### Objective
Check each line of the records below for the word "name" and copy those where it appears.

### Stored data
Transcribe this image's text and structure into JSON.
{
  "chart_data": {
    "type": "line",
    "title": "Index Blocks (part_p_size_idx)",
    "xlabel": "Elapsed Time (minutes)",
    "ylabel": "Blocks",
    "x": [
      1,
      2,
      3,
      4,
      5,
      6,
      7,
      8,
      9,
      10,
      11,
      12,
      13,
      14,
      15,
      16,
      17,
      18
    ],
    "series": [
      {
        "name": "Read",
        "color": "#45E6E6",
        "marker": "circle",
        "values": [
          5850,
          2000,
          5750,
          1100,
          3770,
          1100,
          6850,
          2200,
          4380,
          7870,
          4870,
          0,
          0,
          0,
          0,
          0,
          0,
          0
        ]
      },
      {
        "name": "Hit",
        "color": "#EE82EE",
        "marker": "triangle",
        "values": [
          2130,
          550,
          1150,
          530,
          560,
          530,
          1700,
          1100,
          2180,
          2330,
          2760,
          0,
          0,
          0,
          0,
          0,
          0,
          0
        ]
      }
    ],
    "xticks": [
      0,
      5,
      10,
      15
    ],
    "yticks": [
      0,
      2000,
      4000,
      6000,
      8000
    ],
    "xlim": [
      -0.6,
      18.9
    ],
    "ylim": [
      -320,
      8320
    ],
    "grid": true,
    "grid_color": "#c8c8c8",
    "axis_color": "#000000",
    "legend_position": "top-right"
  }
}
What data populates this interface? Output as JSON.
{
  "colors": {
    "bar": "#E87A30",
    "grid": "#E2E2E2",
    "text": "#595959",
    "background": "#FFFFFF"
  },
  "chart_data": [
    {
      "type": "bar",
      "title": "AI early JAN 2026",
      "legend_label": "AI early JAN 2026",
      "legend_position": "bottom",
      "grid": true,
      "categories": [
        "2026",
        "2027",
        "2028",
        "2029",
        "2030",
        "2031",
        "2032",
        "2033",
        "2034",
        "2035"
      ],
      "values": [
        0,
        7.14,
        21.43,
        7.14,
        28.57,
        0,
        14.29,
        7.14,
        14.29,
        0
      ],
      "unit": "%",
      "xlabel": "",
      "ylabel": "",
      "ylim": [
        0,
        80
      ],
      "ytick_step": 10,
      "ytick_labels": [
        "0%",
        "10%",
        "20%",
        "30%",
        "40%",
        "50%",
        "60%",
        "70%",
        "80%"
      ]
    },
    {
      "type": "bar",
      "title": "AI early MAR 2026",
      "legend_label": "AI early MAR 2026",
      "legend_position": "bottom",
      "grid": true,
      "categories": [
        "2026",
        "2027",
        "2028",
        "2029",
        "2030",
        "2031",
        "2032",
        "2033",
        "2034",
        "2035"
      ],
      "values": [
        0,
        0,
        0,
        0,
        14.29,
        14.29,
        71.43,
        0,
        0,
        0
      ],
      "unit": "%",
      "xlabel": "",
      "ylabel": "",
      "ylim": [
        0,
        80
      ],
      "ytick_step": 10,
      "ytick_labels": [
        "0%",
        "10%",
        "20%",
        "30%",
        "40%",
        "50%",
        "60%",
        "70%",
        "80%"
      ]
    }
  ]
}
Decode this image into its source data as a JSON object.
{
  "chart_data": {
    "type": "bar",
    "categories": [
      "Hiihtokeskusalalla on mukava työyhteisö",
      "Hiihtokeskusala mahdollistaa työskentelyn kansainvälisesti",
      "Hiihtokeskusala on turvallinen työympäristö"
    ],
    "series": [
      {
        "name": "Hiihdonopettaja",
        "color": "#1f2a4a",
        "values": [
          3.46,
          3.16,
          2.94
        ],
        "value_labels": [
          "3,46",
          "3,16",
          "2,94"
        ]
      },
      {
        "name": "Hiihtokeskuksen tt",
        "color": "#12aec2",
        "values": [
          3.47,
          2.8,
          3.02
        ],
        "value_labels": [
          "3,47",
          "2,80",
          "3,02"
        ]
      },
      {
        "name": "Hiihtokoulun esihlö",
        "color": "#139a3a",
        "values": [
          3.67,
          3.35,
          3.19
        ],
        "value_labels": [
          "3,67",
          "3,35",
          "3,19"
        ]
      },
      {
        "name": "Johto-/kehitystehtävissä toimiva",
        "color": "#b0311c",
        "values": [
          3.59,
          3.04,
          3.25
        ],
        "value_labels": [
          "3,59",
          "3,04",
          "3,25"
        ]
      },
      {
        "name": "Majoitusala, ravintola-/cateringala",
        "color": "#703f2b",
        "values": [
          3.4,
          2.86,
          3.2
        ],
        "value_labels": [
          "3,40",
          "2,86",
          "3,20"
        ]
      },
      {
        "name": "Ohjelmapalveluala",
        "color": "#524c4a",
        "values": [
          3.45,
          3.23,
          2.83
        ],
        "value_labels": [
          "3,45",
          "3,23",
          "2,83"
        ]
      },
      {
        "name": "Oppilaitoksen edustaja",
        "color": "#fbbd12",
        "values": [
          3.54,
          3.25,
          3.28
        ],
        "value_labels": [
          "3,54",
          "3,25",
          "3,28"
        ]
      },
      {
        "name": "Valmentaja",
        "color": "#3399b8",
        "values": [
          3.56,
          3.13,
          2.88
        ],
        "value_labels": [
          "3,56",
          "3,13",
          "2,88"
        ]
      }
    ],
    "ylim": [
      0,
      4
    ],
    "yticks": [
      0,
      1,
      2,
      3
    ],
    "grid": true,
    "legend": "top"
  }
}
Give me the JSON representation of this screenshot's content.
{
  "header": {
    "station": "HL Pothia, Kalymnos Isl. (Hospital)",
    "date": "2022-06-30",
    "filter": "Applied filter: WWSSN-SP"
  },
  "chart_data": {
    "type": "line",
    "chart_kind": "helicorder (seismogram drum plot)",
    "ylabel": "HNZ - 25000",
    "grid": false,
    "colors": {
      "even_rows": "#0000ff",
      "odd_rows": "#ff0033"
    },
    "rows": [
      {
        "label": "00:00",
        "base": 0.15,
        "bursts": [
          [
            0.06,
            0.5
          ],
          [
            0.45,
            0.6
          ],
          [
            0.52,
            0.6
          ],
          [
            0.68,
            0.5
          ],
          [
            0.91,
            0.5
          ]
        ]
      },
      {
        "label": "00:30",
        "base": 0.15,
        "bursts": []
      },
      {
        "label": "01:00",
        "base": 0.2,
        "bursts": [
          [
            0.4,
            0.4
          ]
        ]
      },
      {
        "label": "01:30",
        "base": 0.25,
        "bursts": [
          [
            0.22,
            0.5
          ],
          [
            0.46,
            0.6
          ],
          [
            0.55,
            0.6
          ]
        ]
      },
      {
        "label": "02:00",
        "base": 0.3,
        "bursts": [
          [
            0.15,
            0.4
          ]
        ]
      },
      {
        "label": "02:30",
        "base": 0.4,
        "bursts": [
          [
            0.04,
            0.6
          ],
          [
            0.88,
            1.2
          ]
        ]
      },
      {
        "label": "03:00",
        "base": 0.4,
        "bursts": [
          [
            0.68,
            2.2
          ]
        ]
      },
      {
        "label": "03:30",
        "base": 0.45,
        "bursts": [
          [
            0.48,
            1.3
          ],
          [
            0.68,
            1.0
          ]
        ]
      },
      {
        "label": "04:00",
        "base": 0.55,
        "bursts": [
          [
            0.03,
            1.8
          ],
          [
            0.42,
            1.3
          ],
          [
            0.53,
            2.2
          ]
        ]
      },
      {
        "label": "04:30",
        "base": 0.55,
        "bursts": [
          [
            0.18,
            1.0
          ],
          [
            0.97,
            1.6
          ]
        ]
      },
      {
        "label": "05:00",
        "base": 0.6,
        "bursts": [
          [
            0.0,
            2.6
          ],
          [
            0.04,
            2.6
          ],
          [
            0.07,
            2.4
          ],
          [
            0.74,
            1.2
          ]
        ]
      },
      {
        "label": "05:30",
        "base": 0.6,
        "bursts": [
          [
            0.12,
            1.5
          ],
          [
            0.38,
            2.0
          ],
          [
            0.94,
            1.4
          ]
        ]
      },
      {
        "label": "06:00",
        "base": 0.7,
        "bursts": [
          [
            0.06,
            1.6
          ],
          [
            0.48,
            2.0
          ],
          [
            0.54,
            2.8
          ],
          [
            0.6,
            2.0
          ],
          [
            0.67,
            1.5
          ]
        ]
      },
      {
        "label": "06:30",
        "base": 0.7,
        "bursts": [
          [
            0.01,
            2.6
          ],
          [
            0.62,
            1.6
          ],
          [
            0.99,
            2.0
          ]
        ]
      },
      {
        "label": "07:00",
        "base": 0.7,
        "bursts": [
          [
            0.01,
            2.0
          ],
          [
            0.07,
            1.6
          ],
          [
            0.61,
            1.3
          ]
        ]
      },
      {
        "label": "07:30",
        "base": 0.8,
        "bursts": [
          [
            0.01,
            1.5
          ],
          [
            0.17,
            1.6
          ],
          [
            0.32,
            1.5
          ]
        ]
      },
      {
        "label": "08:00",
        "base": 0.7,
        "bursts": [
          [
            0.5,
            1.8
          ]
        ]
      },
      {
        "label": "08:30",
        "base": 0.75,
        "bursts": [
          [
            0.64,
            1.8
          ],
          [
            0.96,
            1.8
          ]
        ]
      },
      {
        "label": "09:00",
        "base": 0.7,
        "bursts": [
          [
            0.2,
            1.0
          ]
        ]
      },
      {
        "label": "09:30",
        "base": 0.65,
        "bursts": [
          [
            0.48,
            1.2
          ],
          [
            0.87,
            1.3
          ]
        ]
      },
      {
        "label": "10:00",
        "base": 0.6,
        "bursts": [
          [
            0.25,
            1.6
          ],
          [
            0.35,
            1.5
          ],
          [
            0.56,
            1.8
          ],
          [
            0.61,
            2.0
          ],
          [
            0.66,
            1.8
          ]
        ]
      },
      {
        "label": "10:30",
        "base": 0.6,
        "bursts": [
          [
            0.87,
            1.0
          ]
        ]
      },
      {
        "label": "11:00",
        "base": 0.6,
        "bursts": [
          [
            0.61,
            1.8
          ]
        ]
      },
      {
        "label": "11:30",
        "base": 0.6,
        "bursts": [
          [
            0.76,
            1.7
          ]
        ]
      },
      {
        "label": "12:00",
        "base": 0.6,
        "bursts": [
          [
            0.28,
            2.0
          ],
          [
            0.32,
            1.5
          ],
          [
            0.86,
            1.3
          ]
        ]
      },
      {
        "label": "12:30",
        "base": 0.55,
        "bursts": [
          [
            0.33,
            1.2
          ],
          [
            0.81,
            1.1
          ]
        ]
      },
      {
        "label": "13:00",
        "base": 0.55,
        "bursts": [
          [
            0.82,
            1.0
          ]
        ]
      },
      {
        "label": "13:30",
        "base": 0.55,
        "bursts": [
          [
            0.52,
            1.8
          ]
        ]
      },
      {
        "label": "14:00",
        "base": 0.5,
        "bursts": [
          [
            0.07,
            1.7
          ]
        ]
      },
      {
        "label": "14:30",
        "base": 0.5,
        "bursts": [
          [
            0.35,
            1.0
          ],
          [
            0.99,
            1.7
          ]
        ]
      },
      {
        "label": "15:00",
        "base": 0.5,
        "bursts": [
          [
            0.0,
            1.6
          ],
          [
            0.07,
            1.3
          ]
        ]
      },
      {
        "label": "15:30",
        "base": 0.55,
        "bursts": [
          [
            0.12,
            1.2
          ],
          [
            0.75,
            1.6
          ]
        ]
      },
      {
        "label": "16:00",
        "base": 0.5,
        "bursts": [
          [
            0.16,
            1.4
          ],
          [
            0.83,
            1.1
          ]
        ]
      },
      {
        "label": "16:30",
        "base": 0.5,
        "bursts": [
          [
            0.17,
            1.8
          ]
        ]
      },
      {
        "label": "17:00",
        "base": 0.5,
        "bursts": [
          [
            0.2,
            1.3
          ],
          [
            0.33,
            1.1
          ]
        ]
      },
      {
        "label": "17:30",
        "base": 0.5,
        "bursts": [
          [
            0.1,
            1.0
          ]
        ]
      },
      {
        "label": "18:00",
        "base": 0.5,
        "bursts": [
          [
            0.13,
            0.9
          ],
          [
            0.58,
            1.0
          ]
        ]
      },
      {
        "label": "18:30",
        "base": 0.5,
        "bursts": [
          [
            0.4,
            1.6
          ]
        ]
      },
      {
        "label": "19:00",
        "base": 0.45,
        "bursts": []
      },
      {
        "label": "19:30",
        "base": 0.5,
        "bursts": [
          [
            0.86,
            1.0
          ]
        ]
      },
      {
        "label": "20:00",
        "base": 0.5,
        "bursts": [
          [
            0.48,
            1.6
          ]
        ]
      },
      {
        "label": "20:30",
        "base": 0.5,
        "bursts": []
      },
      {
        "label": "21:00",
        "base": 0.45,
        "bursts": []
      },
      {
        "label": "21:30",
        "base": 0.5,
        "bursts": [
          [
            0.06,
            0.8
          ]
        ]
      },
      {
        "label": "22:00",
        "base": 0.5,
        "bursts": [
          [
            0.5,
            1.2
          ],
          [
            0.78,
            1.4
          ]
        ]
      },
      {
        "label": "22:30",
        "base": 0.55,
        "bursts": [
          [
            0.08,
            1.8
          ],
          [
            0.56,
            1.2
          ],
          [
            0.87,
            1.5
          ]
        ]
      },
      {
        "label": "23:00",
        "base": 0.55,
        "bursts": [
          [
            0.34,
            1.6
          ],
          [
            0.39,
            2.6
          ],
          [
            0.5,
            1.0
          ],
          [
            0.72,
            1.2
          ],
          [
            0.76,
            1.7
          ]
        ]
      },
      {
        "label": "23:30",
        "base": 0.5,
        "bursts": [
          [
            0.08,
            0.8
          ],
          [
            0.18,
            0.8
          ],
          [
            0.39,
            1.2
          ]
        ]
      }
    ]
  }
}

### Solution
        "name": "Read",
        "name": "Hit",
        "name": "Hiihdonopettaja",
        "name": "Hiihtokeskuksen tt",
        "name": "Hiihtokoulun esihlö",
        "name": "Johto-/kehitystehtävissä toimiva",
        "name": "Majoitusala, ravintola-/cateringala",
        "name": "Ohjelmapalveluala",
        "name": "Oppilaitoksen edustaja",
        "name": "Valmentaja",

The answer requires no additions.